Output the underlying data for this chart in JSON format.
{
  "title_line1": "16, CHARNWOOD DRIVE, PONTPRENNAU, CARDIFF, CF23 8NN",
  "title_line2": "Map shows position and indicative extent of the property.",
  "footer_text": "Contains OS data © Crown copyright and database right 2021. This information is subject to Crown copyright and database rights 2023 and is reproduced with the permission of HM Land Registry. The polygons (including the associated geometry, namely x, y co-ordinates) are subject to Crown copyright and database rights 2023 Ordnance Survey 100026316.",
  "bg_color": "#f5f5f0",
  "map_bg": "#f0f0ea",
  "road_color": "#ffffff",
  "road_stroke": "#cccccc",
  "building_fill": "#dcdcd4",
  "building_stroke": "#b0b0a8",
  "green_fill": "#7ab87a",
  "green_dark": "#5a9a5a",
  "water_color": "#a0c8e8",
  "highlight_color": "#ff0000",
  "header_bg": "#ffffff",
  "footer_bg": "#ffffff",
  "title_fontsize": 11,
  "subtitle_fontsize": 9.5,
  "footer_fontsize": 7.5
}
# # # # #
> [Do this] Write an exact transcription of every entry above.

> [Expected answer]
Output the underlying data for this chart in JSON format.
{
  "title_line1": "16, CHARNWOOD DRIVE, PONTPRENNAU, CARDIFF, CF23 8NN",
  "title_line2": "Map shows position and indicative extent of the property.",
  "footer_text": "Contains OS data © Crown copyright and database right 2021. This information is subject to Crown copyright and database rights 2023 and is reproduced with the permission of HM Land Registry. The polygons (including the associated geometry, namely x, y co-ordinates) are subject to Crown copyright and database rights 2023 Ordnance Survey 100026316.",
  "bg_color": "#f5f5f0",
  "map_bg": "#f0f0ea",
  "road_color": "#ffffff",
  "road_stroke": "#cccccc",
  "building_fill": "#dcdcd4",
  "building_stroke": "#b0b0a8",
  "green_fill": "#7ab87a",
  "green_dark": "#5a9a5a",
  "water_color": "#a0c8e8",
  "highlight_color": "#ff0000",
  "header_bg": "#ffffff",
  "footer_bg": "#ffffff",
  "title_fontsize": 11,
  "subtitle_fontsize": 9.5,
  "footer_fontsize": 7.5
}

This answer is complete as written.